#### [Supplied passage]
++++++

Constructions and obstructions in birational geometry

5-9 November 2018

ICMS, The Bayes Centre, 47 Potterrow, Edinburgh EH8 9BT

Scientific Organisers

  • Arend Bayer, University of Edinburgh
  • Ivan Cheltsov, University of Edinburgh
  • Liana Heuberger, University of Warwick
  • Evgeny Shinder, University of Sheffield

This timely workshop focuses on the fast-developing field of Birational Geometry. Bringing together some of the most well-known algebraic geometers in recent times, the aim of the workshop includes reviewing the most important recent developments in birational geometry, relating to the explicit methods and toric varieties and degenerations on the Constructions side, and Chow groups, derived categories and the Grothendieck ring of varieties on the Obstructions side, and subsequently initiating the discussion between experts. The chosen themes cover a broad spectrum of research currently being carried out in birational geometry, both by UK-based mathematicians and by their international collaborators.  The workshop is dedicated William Edge, born on November 8th, 1904, who pioneered research in Algebraic Geometry in Britain and worked at the University of Edinburgh for most of his life.

++++++

#### [Raw records]
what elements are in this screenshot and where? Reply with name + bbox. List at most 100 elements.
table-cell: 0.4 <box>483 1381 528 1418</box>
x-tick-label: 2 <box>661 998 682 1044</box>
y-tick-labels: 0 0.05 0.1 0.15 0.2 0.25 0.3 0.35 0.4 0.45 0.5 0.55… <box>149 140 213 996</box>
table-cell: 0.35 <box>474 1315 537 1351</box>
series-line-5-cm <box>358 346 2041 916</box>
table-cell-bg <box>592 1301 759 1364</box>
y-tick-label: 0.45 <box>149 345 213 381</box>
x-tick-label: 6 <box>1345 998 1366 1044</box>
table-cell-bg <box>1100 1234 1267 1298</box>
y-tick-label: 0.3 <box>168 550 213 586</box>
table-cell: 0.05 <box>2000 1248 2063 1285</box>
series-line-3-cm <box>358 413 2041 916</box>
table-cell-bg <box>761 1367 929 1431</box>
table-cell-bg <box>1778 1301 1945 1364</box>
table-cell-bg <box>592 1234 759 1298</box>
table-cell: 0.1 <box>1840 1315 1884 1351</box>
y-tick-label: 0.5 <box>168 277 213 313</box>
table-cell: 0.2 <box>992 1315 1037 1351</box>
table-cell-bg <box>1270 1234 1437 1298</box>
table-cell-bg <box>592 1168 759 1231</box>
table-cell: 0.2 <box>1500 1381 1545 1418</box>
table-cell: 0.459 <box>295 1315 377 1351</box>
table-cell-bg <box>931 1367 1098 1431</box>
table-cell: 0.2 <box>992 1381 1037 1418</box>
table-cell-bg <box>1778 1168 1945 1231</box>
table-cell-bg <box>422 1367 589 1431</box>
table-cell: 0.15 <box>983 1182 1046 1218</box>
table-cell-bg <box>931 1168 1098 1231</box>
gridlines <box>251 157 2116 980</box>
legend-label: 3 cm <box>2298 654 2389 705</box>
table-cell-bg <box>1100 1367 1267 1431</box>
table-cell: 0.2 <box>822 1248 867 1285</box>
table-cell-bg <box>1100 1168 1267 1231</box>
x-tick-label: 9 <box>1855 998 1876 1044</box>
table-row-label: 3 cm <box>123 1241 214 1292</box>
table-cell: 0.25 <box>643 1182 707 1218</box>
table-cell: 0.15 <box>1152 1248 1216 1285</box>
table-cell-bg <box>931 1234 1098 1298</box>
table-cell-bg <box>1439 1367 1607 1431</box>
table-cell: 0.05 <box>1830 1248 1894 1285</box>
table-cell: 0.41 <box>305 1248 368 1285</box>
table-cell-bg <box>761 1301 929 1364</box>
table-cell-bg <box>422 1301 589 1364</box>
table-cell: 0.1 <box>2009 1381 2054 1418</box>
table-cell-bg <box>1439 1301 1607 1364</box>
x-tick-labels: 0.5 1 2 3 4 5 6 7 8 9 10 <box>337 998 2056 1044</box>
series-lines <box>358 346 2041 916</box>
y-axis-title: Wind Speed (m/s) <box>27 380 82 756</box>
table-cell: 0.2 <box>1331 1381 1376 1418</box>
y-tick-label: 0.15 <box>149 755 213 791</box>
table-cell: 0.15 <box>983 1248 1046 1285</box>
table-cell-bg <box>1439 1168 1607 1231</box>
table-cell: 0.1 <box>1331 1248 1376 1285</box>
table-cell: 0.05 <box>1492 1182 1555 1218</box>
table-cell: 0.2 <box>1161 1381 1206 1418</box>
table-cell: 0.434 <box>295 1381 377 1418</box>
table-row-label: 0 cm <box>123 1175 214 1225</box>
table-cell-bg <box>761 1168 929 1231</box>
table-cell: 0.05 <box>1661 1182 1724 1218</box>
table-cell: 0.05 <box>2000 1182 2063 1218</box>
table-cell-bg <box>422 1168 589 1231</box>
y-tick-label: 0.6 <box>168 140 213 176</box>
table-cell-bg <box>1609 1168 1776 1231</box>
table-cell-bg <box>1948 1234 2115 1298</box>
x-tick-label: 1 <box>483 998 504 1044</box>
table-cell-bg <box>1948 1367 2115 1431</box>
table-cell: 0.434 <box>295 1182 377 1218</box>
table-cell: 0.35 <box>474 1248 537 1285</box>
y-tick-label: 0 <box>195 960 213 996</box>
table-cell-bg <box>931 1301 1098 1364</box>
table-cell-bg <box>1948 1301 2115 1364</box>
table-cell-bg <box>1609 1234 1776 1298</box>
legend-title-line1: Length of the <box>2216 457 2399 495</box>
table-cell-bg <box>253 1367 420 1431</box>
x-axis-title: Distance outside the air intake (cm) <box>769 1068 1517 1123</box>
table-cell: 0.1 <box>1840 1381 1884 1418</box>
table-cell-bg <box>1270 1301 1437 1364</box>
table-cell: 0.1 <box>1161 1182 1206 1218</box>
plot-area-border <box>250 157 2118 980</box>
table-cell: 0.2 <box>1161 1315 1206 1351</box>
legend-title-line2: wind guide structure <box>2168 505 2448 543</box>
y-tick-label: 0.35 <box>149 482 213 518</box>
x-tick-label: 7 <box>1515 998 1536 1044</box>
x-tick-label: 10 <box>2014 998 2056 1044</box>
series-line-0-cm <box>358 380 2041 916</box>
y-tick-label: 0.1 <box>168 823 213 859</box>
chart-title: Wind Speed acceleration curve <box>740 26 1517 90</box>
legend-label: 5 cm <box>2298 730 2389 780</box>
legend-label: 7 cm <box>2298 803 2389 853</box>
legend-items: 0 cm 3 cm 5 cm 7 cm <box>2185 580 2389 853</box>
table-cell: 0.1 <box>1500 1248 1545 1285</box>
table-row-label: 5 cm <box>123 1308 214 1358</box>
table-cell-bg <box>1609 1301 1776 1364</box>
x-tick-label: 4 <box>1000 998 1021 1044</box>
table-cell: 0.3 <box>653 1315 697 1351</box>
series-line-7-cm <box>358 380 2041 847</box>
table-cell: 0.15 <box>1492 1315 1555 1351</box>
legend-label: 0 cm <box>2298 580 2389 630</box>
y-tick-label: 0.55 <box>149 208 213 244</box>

++++++

#### [Given exercise]
Please transcribe the stretch of the birational geometry workshop announcement above from "This timely workshop" through "of his life.".

#### [Solution for this task]
This timely workshop focuses on the fast-developing field of Birational Geometry. Bringing together some of the most well-known algebraic geometers in recent times, the aim of the workshop includes reviewing the most important recent developments in birational geometry, relating to the explicit methods and toric varieties and degenerations on the Constructions side, and Chow groups, derived categories and the Grothendieck ring of varieties on the Obstructions side, and subsequently initiating the discussion between experts. The chosen themes cover a broad spectrum of research currently being carried out in birational geometry, both by UK-based mathematicians and by their international collaborators.  The workshop is dedicated William Edge, born on November 8th, 1904, who pioneered research in Algebraic Geometry in Britain and worked at the University of Edinburgh for most of his life.